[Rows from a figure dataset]
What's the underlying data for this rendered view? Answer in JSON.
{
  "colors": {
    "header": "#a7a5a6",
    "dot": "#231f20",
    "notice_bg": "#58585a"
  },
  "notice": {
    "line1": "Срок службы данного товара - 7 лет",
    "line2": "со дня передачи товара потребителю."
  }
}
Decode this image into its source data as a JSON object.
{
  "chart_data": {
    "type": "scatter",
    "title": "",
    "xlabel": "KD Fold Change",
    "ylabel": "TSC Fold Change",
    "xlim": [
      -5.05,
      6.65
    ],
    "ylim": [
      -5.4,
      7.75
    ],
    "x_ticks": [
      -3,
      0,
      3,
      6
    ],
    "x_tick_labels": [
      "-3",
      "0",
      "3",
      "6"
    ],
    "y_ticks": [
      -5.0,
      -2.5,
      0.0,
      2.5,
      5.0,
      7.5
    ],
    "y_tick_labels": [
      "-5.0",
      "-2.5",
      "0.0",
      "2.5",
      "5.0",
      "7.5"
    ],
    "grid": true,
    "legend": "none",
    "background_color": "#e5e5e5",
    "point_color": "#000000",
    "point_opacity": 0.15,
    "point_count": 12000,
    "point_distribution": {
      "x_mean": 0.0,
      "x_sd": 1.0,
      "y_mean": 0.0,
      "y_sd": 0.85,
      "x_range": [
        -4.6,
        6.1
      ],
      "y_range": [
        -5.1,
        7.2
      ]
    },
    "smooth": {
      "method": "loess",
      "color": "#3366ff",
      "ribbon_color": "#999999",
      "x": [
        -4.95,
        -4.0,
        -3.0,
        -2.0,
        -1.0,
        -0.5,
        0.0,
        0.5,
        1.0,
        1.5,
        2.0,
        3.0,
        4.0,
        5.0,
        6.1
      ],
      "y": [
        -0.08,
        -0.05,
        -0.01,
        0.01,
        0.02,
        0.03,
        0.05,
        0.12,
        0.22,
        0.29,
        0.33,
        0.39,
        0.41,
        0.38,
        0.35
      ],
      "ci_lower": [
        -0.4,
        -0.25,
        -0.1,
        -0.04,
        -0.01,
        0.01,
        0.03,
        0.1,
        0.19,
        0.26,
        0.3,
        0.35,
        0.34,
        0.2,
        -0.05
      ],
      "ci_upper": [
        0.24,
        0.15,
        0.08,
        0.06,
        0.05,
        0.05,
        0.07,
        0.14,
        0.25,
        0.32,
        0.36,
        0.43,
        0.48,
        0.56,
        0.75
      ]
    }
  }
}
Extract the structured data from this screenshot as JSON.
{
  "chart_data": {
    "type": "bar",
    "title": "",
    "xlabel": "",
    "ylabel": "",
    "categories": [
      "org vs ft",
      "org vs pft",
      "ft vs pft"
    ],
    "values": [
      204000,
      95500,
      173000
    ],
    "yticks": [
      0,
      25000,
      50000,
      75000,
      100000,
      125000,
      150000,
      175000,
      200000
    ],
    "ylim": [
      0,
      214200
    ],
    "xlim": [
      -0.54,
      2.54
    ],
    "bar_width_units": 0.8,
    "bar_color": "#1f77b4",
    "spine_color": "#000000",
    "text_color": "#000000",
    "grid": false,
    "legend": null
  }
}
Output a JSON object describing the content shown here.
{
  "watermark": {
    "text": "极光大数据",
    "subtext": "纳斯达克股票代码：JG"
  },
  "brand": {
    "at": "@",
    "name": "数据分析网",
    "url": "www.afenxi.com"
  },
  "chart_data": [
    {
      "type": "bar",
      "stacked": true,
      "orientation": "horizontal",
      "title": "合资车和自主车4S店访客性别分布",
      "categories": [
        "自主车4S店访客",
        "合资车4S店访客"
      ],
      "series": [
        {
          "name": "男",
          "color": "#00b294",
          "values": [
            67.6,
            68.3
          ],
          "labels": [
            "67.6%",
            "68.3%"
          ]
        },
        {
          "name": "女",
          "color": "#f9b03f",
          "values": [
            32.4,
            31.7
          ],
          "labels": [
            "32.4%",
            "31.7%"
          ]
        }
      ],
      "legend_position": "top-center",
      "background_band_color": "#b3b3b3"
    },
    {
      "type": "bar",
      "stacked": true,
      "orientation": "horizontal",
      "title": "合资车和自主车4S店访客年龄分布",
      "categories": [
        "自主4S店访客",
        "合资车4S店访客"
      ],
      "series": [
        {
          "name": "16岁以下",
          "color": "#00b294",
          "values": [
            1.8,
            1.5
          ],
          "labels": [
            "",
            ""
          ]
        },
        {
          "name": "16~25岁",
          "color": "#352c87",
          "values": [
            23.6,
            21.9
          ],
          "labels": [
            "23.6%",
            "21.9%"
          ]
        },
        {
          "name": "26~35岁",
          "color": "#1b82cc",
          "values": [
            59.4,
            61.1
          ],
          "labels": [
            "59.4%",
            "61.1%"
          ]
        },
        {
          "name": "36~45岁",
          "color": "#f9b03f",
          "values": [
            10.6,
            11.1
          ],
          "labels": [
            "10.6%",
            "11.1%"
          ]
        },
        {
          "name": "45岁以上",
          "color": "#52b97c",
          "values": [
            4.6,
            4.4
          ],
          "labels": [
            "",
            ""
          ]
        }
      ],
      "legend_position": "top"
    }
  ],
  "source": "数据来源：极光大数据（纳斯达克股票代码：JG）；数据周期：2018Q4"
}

**The problem:**
Repeat the records above exactly, from the first line to the last.

**Finished task:**
What's the underlying data for this rendered view? Answer in JSON.
{
  "colors": {
    "header": "#a7a5a6",
    "dot": "#231f20",
    "notice_bg": "#58585a"
  },
  "notice": {
    "line1": "Срок службы данного товара - 7 лет",
    "line2": "со дня передачи товара потребителю."
  }
}
Decode this image into its source data as a JSON object.
{
  "chart_data": {
    "type": "scatter",
    "title": "",
    "xlabel": "KD Fold Change",
    "ylabel": "TSC Fold Change",
    "xlim": [
      -5.05,
      6.65
    ],
    "ylim": [
      -5.4,
      7.75
    ],
    "x_ticks": [
      -3,
      0,
      3,
      6
    ],
    "x_tick_labels": [
      "-3",
      "0",
      "3",
      "6"
    ],
    "y_ticks": [
      -5.0,
      -2.5,
      0.0,
      2.5,
      5.0,
      7.5
    ],
    "y_tick_labels": [
      "-5.0",
      "-2.5",
      "0.0",
      "2.5",
      "5.0",
      "7.5"
    ],
    "grid": true,
    "legend": "none",
    "background_color": "#e5e5e5",
    "point_color": "#000000",
    "point_opacity": 0.15,
    "point_count": 12000,
    "point_distribution": {
      "x_mean": 0.0,
      "x_sd": 1.0,
      "y_mean": 0.0,
      "y_sd": 0.85,
      "x_range": [
        -4.6,
        6.1
      ],
      "y_range": [
        -5.1,
        7.2
      ]
    },
    "smooth": {
      "method": "loess",
      "color": "#3366ff",
      "ribbon_color": "#999999",
      "x": [
        -4.95,
        -4.0,
        -3.0,
        -2.0,
        -1.0,
        -0.5,
        0.0,
        0.5,
        1.0,
        1.5,
        2.0,
        3.0,
        4.0,
        5.0,
        6.1
      ],
      "y": [
        -0.08,
        -0.05,
        -0.01,
        0.01,
        0.02,
        0.03,
        0.05,
        0.12,
        0.22,
        0.29,
        0.33,
        0.39,
        0.41,
        0.38,
        0.35
      ],
      "ci_lower": [
        -0.4,
        -0.25,
        -0.1,
        -0.04,
        -0.01,
        0.01,
        0.03,
        0.1,
        0.19,
        0.26,
        0.3,
        0.35,
        0.34,
        0.2,
        -0.05
      ],
      "ci_upper": [
        0.24,
        0.15,
        0.08,
        0.06,
        0.05,
        0.05,
        0.07,
        0.14,
        0.25,
        0.32,
        0.36,
        0.43,
        0.48,
        0.56,
        0.75
      ]
    }
  }
}
Extract the structured data from this screenshot as JSON.
{
  "chart_data": {
    "type": "bar",
    "title": "",
    "xlabel": "",
    "ylabel": "",
    "categories": [
      "org vs ft",
      "org vs pft",
      "ft vs pft"
    ],
    "values": [
      204000,
      95500,
      173000
    ],
    "yticks": [
      0,
      25000,
      50000,
      75000,
      100000,
      125000,
      150000,
      175000,
      200000
    ],
    "ylim": [
      0,
      214200
    ],
    "xlim": [
      -0.54,
      2.54
    ],
    "bar_width_units": 0.8,
    "bar_color": "#1f77b4",
    "spine_color": "#000000",
    "text_color": "#000000",
    "grid": false,
    "legend": null
  }
}
Output a JSON object describing the content shown here.
{
  "watermark": {
    "text": "极光大数据",
    "subtext": "纳斯达克股票代码：JG"
  },
  "brand": {
    "at": "@",
    "name": "数据分析网",
    "url": "www.afenxi.com"
  },
  "chart_data": [
    {
      "type": "bar",
      "stacked": true,
      "orientation": "horizontal",
      "title": "合资车和自主车4S店访客性别分布",
      "categories": [
        "自主车4S店访客",
        "合资车4S店访客"
      ],
      "series": [
        {
          "name": "男",
          "color": "#00b294",
          "values": [
            67.6,
            68.3
          ],
          "labels": [
            "67.6%",
            "68.3%"
          ]
        },
        {
          "name": "女",
          "color": "#f9b03f",
          "values": [
            32.4,
            31.7
          ],
          "labels": [
            "32.4%",
            "31.7%"
          ]
        }
      ],
      "legend_position": "top-center",
      "background_band_color": "#b3b3b3"
    },
    {
      "type": "bar",
      "stacked": true,
      "orientation": "horizontal",
      "title": "合资车和自主车4S店访客年龄分布",
      "categories": [
        "自主4S店访客",
        "合资车4S店访客"
      ],
      "series": [
        {
          "name": "16岁以下",
          "color": "#00b294",
          "values": [
            1.8,
            1.5
          ],
          "labels": [
            "",
            ""
          ]
        },
        {
          "name": "16~25岁",
          "color": "#352c87",
          "values": [
            23.6,
            21.9
          ],
          "labels": [
            "23.6%",
            "21.9%"
          ]
        },
        {
          "name": "26~35岁",
          "color": "#1b82cc",
          "values": [
            59.4,
            61.1
          ],
          "labels": [
            "59.4%",
            "61.1%"
          ]
        },
        {
          "name": "36~45岁",
          "color": "#f9b03f",
          "values": [
            10.6,
            11.1
          ],
          "labels": [
            "10.6%",
            "11.1%"
          ]
        },
        {
          "name": "45岁以上",
          "color": "#52b97c",
          "values": [
            4.6,
            4.4
          ],
          "labels": [
            "",
            ""
          ]
        }
      ],
      "legend_position": "top"
    }
  ],
  "source": "数据来源：极光大数据（纳斯达克股票代码：JG）；数据周期：2018Q4"
}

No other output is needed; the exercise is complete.